[Spatial layout data]
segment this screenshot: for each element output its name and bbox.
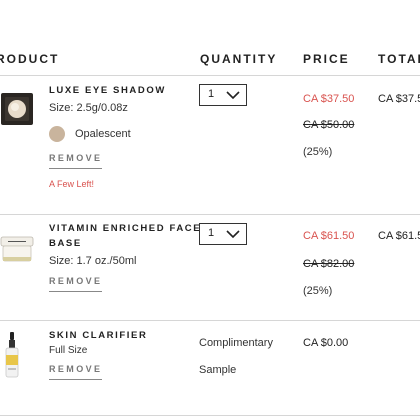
sale-price: CA $37.50 xyxy=(303,93,355,105)
product-size: Size: 2.5g/0.08z xyxy=(49,102,128,114)
product-size: Full Size xyxy=(49,345,88,356)
cart-table-header: RODUCT QUANTITY PRICE TOTAL xyxy=(0,0,420,76)
skin-clarifier-product-image[interactable] xyxy=(4,331,20,379)
product-name[interactable]: SKIN CLARIFIER xyxy=(49,328,147,344)
column-header-price: PRICE xyxy=(303,52,350,66)
sample-label: Sample xyxy=(199,364,237,376)
stock-warning: A Few Left! xyxy=(49,179,95,189)
quantity-select[interactable]: 1 xyxy=(199,223,247,245)
shade-name: Opalescent xyxy=(75,128,131,140)
discount-percent: (25%) xyxy=(303,146,333,158)
sale-price: CA $61.50 xyxy=(303,230,355,242)
face-base-product-image[interactable] xyxy=(0,235,34,265)
remove-button[interactable]: REMOVE xyxy=(49,276,103,292)
quantity-value: 1 xyxy=(208,88,215,100)
original-price: CA $50.00 xyxy=(303,119,355,131)
product-size: Size: 1.7 oz./50ml xyxy=(49,255,137,267)
product-name-line-2[interactable]: BASE xyxy=(49,236,82,252)
remove-button[interactable]: REMOVE xyxy=(49,364,103,380)
discount-percent: (25%) xyxy=(303,285,333,297)
product-name-line-1[interactable]: VITAMIN ENRICHED FACE xyxy=(49,221,201,237)
cart-item-skin-clarifier: SKIN CLARIFIER Full Size REMOVE Complime… xyxy=(0,321,420,416)
remove-button[interactable]: REMOVE xyxy=(49,153,103,169)
quantity-select[interactable]: 1 xyxy=(199,84,247,106)
chevron-down-icon xyxy=(226,91,240,100)
cart-item-luxe-eye-shadow: LUXE EYE SHADOW Size: 2.5g/0.08z Opalesc… xyxy=(0,76,420,215)
complimentary-label: Complimentary xyxy=(199,337,273,349)
shade-swatch xyxy=(49,126,65,142)
column-header-quantity: QUANTITY xyxy=(200,52,278,66)
line-total: CA $61.5 xyxy=(378,230,420,242)
line-total: CA $37.5 xyxy=(378,93,420,105)
chevron-down-icon xyxy=(226,230,240,239)
column-header-product: RODUCT xyxy=(0,52,60,66)
item-price: CA $0.00 xyxy=(303,337,349,349)
quantity-value: 1 xyxy=(208,227,215,239)
product-name[interactable]: LUXE EYE SHADOW xyxy=(49,83,166,99)
eye-shadow-product-image[interactable] xyxy=(0,92,34,126)
column-header-total: TOTAL xyxy=(378,52,420,66)
cart-item-vitamin-face-base: VITAMIN ENRICHED FACE BASE Size: 1.7 oz.… xyxy=(0,215,420,321)
original-price: CA $82.00 xyxy=(303,258,355,270)
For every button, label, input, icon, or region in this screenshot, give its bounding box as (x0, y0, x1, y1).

**Required work:**
Copy out the lines of the records exactly, starting at the line that contains "sale-price: CA $37.50 xyxy=(303,93,355,105)" and running down through the line that contains "discount-percent: (25%) xyxy=(303,146,333,158)", including both of those lines.

**Full answer:**
sale-price: CA $37.50 xyxy=(303,93,355,105)
product-size: Size: 2.5g/0.08z xyxy=(49,102,128,114)
product-size: Full Size xyxy=(49,345,88,356)
cart-table-header: RODUCT QUANTITY PRICE TOTAL xyxy=(0,0,420,76)
skin-clarifier-product-image[interactable] xyxy=(4,331,20,379)
product-name[interactable]: SKIN CLARIFIER xyxy=(49,328,147,344)
column-header-price: PRICE xyxy=(303,52,350,66)
sample-label: Sample xyxy=(199,364,237,376)
stock-warning: A Few Left! xyxy=(49,179,95,189)
quantity-select[interactable]: 1 xyxy=(199,223,247,245)
shade-name: Opalescent xyxy=(75,128,131,140)
discount-percent: (25%) xyxy=(303,146,333,158)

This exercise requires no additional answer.